- _TASK PROMPT_
In the entries below, identify every line with the string "image" and copy it.
##### MATERIAL SUPPLIED #####
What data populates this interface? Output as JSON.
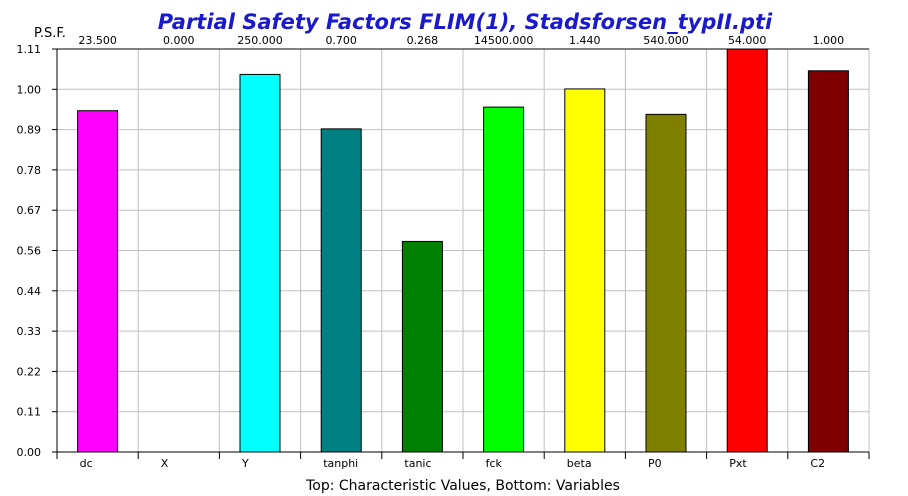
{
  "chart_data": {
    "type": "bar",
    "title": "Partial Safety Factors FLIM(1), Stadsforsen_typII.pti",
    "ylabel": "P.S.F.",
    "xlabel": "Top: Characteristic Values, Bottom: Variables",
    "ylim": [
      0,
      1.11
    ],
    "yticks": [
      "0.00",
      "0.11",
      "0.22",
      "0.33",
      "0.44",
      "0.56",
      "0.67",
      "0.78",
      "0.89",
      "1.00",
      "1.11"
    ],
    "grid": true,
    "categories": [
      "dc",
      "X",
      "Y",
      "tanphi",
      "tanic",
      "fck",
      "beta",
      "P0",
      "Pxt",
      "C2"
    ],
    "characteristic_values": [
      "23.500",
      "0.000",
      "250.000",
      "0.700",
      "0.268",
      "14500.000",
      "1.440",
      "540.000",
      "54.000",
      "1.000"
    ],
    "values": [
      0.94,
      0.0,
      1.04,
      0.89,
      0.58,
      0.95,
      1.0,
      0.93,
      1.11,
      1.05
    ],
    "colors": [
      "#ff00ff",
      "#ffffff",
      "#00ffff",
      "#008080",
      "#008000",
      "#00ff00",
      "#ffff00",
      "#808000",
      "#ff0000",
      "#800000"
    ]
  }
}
#####
##### MATERIAL SUPPLIED #####
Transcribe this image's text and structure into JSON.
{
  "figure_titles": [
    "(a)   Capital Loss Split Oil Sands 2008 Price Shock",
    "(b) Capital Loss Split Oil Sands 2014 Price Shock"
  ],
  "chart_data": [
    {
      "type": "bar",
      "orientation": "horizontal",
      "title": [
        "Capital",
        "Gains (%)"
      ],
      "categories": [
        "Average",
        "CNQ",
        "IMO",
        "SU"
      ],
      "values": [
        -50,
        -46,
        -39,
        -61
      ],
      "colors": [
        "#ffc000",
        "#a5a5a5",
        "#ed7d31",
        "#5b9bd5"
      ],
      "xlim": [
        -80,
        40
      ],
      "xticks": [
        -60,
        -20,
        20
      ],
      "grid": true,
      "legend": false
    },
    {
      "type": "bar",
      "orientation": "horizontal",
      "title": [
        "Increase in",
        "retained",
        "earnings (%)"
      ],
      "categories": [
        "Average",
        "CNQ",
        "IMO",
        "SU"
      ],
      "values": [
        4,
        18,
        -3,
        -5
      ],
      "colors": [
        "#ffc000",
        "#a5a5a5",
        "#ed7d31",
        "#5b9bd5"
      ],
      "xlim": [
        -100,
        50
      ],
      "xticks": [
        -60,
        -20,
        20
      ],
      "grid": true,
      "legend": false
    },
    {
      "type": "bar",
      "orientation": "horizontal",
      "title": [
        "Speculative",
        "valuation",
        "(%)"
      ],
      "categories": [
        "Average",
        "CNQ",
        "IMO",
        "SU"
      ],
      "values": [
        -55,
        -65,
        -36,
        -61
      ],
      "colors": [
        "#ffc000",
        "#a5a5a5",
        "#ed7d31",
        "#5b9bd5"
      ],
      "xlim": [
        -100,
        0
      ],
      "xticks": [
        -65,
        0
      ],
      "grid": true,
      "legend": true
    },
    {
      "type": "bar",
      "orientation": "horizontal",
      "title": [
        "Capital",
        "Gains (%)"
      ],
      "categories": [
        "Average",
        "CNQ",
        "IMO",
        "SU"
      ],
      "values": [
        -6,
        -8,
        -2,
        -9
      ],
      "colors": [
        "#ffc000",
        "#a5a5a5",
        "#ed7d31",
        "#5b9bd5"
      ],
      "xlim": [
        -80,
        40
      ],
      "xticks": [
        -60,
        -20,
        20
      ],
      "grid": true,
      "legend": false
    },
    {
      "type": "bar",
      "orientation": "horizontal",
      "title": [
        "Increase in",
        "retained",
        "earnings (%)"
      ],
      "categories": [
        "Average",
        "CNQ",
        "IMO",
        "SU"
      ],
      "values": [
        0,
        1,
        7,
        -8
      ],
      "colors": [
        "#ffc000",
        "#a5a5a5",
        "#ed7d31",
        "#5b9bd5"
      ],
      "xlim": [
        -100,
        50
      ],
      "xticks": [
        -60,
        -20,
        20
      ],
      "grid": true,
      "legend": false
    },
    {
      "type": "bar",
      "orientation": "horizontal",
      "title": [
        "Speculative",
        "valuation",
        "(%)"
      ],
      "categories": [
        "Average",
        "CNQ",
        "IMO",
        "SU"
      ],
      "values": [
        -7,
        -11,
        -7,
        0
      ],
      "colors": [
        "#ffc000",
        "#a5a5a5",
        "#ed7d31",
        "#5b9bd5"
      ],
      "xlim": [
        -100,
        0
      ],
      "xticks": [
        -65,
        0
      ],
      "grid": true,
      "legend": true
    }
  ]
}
#####
##### MATERIAL SUPPLIED #####
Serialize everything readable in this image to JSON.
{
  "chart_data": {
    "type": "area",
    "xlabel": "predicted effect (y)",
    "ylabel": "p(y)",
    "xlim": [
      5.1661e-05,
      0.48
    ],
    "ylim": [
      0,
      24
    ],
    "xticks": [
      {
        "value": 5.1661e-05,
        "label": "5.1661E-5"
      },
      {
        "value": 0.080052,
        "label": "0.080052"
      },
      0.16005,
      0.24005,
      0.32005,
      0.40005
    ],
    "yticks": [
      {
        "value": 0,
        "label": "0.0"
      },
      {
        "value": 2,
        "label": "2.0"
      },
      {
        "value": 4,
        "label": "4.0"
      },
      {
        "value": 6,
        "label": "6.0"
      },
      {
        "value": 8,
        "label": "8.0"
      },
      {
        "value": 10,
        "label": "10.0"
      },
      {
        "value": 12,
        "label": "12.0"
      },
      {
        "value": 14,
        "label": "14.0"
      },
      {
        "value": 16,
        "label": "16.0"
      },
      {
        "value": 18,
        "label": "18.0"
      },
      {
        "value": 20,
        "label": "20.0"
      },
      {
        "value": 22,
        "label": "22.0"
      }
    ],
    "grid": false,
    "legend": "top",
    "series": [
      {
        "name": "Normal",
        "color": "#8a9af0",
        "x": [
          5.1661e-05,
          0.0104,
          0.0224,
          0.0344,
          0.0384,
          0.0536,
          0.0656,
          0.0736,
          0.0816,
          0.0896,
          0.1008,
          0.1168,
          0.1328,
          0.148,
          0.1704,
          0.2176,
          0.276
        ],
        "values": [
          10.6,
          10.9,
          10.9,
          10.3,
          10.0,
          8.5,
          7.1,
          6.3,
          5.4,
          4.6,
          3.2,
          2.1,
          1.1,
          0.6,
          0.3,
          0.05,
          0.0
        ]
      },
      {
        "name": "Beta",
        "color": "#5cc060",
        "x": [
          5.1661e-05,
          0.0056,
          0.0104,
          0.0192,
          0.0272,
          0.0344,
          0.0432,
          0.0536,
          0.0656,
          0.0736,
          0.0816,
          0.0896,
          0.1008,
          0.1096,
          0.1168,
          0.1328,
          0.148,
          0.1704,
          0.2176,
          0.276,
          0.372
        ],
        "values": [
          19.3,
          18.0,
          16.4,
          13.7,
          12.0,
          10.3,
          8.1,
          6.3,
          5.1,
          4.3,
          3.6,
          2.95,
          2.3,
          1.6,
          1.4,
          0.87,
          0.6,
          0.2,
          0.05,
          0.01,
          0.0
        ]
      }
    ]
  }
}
#####
- _SOLUTION_
Transcribe this image's text and structure into JSON.
Serialize everything readable in this image to JSON.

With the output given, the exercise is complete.